▸ **EXERCISE GOAL**:
Repeat the listing in full, exactly as it stands.

▸ **STORED ROWS**:
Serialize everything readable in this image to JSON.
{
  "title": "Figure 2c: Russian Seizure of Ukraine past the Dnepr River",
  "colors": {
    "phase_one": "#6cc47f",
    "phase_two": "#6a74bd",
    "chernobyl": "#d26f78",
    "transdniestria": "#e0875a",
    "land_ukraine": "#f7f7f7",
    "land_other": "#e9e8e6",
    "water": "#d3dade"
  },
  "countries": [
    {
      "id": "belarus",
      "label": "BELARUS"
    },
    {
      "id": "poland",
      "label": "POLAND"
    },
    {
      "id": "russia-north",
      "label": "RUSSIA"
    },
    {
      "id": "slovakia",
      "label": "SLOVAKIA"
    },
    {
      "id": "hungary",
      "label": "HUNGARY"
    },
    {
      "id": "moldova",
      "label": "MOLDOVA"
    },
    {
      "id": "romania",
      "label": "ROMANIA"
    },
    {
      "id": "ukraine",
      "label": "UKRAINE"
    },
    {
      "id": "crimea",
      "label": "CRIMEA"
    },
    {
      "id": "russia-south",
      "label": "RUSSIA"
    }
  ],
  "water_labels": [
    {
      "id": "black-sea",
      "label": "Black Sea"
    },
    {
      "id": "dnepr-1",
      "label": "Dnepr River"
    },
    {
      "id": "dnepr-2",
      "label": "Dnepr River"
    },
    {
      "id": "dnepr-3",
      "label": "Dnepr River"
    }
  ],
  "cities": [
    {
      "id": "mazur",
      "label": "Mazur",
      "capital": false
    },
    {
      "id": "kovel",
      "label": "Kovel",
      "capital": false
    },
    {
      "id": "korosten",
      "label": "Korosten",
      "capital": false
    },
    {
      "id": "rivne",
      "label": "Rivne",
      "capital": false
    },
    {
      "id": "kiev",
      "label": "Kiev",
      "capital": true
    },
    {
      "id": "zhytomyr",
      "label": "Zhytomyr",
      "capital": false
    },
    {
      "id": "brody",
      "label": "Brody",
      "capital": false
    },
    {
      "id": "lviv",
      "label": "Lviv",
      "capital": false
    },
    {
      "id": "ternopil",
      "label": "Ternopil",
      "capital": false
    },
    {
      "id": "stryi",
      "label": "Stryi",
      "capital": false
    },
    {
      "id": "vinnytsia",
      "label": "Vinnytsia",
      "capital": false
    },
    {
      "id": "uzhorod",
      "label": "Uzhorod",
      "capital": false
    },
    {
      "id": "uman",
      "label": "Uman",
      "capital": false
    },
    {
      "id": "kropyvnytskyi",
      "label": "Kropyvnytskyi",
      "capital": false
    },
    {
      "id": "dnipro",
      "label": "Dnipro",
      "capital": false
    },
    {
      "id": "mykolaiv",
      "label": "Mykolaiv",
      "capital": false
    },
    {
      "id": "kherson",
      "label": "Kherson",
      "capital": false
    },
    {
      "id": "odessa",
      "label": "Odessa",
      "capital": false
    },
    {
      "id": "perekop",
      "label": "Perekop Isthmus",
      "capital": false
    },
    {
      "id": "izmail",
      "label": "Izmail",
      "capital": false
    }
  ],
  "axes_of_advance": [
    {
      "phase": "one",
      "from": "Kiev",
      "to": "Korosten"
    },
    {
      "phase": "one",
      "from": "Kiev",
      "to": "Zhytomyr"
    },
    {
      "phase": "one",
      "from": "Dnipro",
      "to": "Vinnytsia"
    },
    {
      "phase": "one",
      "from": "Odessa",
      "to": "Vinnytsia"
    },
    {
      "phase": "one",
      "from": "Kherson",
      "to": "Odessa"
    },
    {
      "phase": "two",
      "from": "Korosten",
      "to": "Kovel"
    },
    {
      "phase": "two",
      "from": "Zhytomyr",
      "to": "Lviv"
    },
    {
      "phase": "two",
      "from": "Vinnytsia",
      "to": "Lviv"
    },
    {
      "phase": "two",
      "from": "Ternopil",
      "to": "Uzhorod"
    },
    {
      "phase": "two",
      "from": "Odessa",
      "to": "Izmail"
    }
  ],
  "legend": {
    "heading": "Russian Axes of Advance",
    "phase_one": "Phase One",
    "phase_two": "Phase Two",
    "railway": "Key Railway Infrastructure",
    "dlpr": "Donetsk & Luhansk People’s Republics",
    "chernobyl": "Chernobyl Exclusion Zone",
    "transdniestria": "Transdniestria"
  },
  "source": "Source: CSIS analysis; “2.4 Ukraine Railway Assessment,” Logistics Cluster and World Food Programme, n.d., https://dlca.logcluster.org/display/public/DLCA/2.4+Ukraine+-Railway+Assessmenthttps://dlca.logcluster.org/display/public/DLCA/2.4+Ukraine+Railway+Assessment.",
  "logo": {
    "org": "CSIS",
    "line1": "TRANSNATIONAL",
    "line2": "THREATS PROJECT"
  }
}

▸ **EXPECTED ANSWER**:
Serialize everything readable in this image to JSON.
{
  "title": "Figure 2c: Russian Seizure of Ukraine past the Dnepr River",
  "colors": {
    "phase_one": "#6cc47f",
    "phase_two": "#6a74bd",
    "chernobyl": "#d26f78",
    "transdniestria": "#e0875a",
    "land_ukraine": "#f7f7f7",
    "land_other": "#e9e8e6",
    "water": "#d3dade"
  },
  "countries": [
    {
      "id": "belarus",
      "label": "BELARUS"
    },
    {
      "id": "poland",
      "label": "POLAND"
    },
    {
      "id": "russia-north",
      "label": "RUSSIA"
    },
    {
      "id": "slovakia",
      "label": "SLOVAKIA"
    },
    {
      "id": "hungary",
      "label": "HUNGARY"
    },
    {
      "id": "moldova",
      "label": "MOLDOVA"
    },
    {
      "id": "romania",
      "label": "ROMANIA"
    },
    {
      "id": "ukraine",
      "label": "UKRAINE"
    },
    {
      "id": "crimea",
      "label": "CRIMEA"
    },
    {
      "id": "russia-south",
      "label": "RUSSIA"
    }
  ],
  "water_labels": [
    {
      "id": "black-sea",
      "label": "Black Sea"
    },
    {
      "id": "dnepr-1",
      "label": "Dnepr River"
    },
    {
      "id": "dnepr-2",
      "label": "Dnepr River"
    },
    {
      "id": "dnepr-3",
      "label": "Dnepr River"
    }
  ],
  "cities": [
    {
      "id": "mazur",
      "label": "Mazur",
      "capital": false
    },
    {
      "id": "kovel",
      "label": "Kovel",
      "capital": false
    },
    {
      "id": "korosten",
      "label": "Korosten",
      "capital": false
    },
    {
      "id": "rivne",
      "label": "Rivne",
      "capital": false
    },
    {
      "id": "kiev",
      "label": "Kiev",
      "capital": true
    },
    {
      "id": "zhytomyr",
      "label": "Zhytomyr",
      "capital": false
    },
    {
      "id": "brody",
      "label": "Brody",
      "capital": false
    },
    {
      "id": "lviv",
      "label": "Lviv",
      "capital": false
    },
    {
      "id": "ternopil",
      "label": "Ternopil",
      "capital": false
    },
    {
      "id": "stryi",
      "label": "Stryi",
      "capital": false
    },
    {
      "id": "vinnytsia",
      "label": "Vinnytsia",
      "capital": false
    },
    {
      "id": "uzhorod",
      "label": "Uzhorod",
      "capital": false
    },
    {
      "id": "uman",
      "label": "Uman",
      "capital": false
    },
    {
      "id": "kropyvnytskyi",
      "label": "Kropyvnytskyi",
      "capital": false
    },
    {
      "id": "dnipro",
      "label": "Dnipro",
      "capital": false
    },
    {
      "id": "mykolaiv",
      "label": "Mykolaiv",
      "capital": false
    },
    {
      "id": "kherson",
      "label": "Kherson",
      "capital": false
    },
    {
      "id": "odessa",
      "label": "Odessa",
      "capital": false
    },
    {
      "id": "perekop",
      "label": "Perekop Isthmus",
      "capital": false
    },
    {
      "id": "izmail",
      "label": "Izmail",
      "capital": false
    }
  ],
  "axes_of_advance": [
    {
      "phase": "one",
      "from": "Kiev",
      "to": "Korosten"
    },
    {
      "phase": "one",
      "from": "Kiev",
      "to": "Zhytomyr"
    },
    {
      "phase": "one",
      "from": "Dnipro",
      "to": "Vinnytsia"
    },
    {
      "phase": "one",
      "from": "Odessa",
      "to": "Vinnytsia"
    },
    {
      "phase": "one",
      "from": "Kherson",
      "to": "Odessa"
    },
    {
      "phase": "two",
      "from": "Korosten",
      "to": "Kovel"
    },
    {
      "phase": "two",
      "from": "Zhytomyr",
      "to": "Lviv"
    },
    {
      "phase": "two",
      "from": "Vinnytsia",
      "to": "Lviv"
    },
    {
      "phase": "two",
      "from": "Ternopil",
      "to": "Uzhorod"
    },
    {
      "phase": "two",
      "from": "Odessa",
      "to": "Izmail"
    }
  ],
  "legend": {
    "heading": "Russian Axes of Advance",
    "phase_one": "Phase One",
    "phase_two": "Phase Two",
    "railway": "Key Railway Infrastructure",
    "dlpr": "Donetsk & Luhansk People’s Republics",
    "chernobyl": "Chernobyl Exclusion Zone",
    "transdniestria": "Transdniestria"
  },
  "source": "Source: CSIS analysis; “2.4 Ukraine Railway Assessment,” Logistics Cluster and World Food Programme, n.d., https://dlca.logcluster.org/display/public/DLCA/2.4+Ukraine+-Railway+Assessmenthttps://dlca.logcluster.org/display/public/DLCA/2.4+Ukraine+Railway+Assessment.",
  "logo": {
    "org": "CSIS",
    "line1": "TRANSNATIONAL",
    "line2": "THREATS PROJECT"
  }
}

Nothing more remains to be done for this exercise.